* What is required
Please give the entries again in full and exactly, without any picture.

---*---

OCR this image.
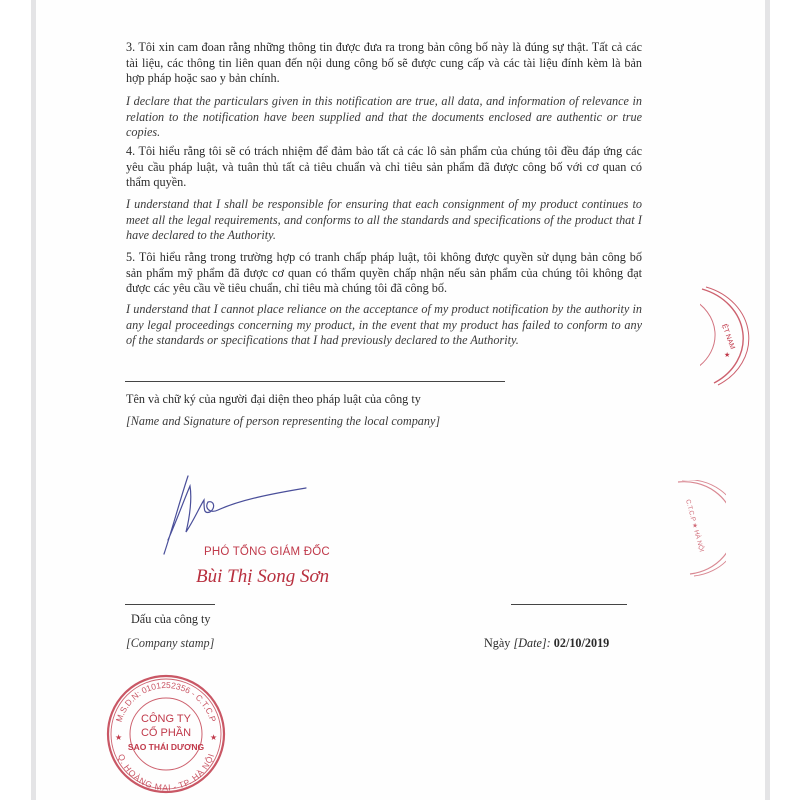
3. Tôi xin cam đoan rằng những thông tin được đưa ra trong bản công bố này là đúng sự thật. Tất cả các tài liệu, các thông tin liên quan đến nội dung công bố sẽ được cung cấp và các tài liệu đính kèm là bản hợp pháp hoặc sao y bản chính.
I declare that the particulars given in this notification are true, all data, and information of relevance in relation to the notification have been supplied and that the documents enclosed are authentic or true copies.
4. Tôi hiểu rằng tôi sẽ có trách nhiệm để đảm bảo tất cả các lô sản phẩm của chúng tôi đều đáp ứng các yêu cầu pháp luật, và tuân thủ tất cả tiêu chuẩn và chỉ tiêu sản phẩm đã được công bố với cơ quan có thẩm quyền.
I understand that I shall be responsible for ensuring that each consignment of my product continues to meet all the legal requirements, and conforms to all the standards and specifications of the product that I have declared to the Authority.
5. Tôi hiểu rằng trong trường hợp có tranh chấp pháp luật, tôi không được quyền sử dụng bản công bố sản phẩm mỹ phẩm đã được cơ quan có thẩm quyền chấp nhận nếu sản phẩm của chúng tôi không đạt được các yêu cầu về tiêu chuẩn, chỉ tiêu mà chúng tôi đã công bố.
I understand that I cannot place reliance on the acceptance of my product notification by the authority in any legal proceedings concerning my product, in the event that my product has failed to conform to any of the standards or specifications that I had previously declared to the Authority.
Tên và chữ ký của người đại diện theo pháp luật của công ty
[Name and Signature of person representing the local company]
PHÓ TỔNG GIÁM ĐỐC
Bùi Thị Song Sơn
Dấu của công ty
[Company stamp]	Ngày [Date]: 02/10/2019
M.S.D.N: 0101252356 - C.T.C.P
Q. HOÀNG MAI - TP. HÀ NỘI
★	★
CÔNG TY
CỔ PHẦN
SAO THÁI DƯƠNG
ỆT NAM
★
C.T.C.P ★ HÀ NỘI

---*---

* Response to the exercise
OCR this image.
3. Tôi xin cam đoan rằng những thông tin được đưa ra trong bản công bố này là đúng sự thật. Tất cả các tài liệu, các thông tin liên quan đến nội dung công bố sẽ được cung cấp và các tài liệu đính kèm là bản hợp pháp hoặc sao y bản chính.
I declare that the particulars given in this notification are true, all data, and information of relevance in relation to the notification have been supplied and that the documents enclosed are authentic or true copies.
4. Tôi hiểu rằng tôi sẽ có trách nhiệm để đảm bảo tất cả các lô sản phẩm của chúng tôi đều đáp ứng các yêu cầu pháp luật, và tuân thủ tất cả tiêu chuẩn và chỉ tiêu sản phẩm đã được công bố với cơ quan có thẩm quyền.
I understand that I shall be responsible for ensuring that each consignment of my product continues to meet all the legal requirements, and conforms to all the standards and specifications of the product that I have declared to the Authority.
5. Tôi hiểu rằng trong trường hợp có tranh chấp pháp luật, tôi không được quyền sử dụng bản công bố sản phẩm mỹ phẩm đã được cơ quan có thẩm quyền chấp nhận nếu sản phẩm của chúng tôi không đạt được các yêu cầu về tiêu chuẩn, chỉ tiêu mà chúng tôi đã công bố.
I understand that I cannot place reliance on the acceptance of my product notification by the authority in any legal proceedings concerning my product, in the event that my product has failed to conform to any of the standards or specifications that I had previously declared to the Authority.
Tên và chữ ký của người đại diện theo pháp luật của công ty
[Name and Signature of person representing the local company]
PHÓ TỔNG GIÁM ĐỐC
Bùi Thị Song Sơn
Dấu của công ty
[Company stamp]	Ngày [Date]: 02/10/2019
M.S.D.N: 0101252356 - C.T.C.P
Q. HOÀNG MAI - TP. HÀ NỘI
★	★
CÔNG TY
CỔ PHẦN
SAO THÁI DƯƠNG
ỆT NAM
★
C.T.C.P ★ HÀ NỘI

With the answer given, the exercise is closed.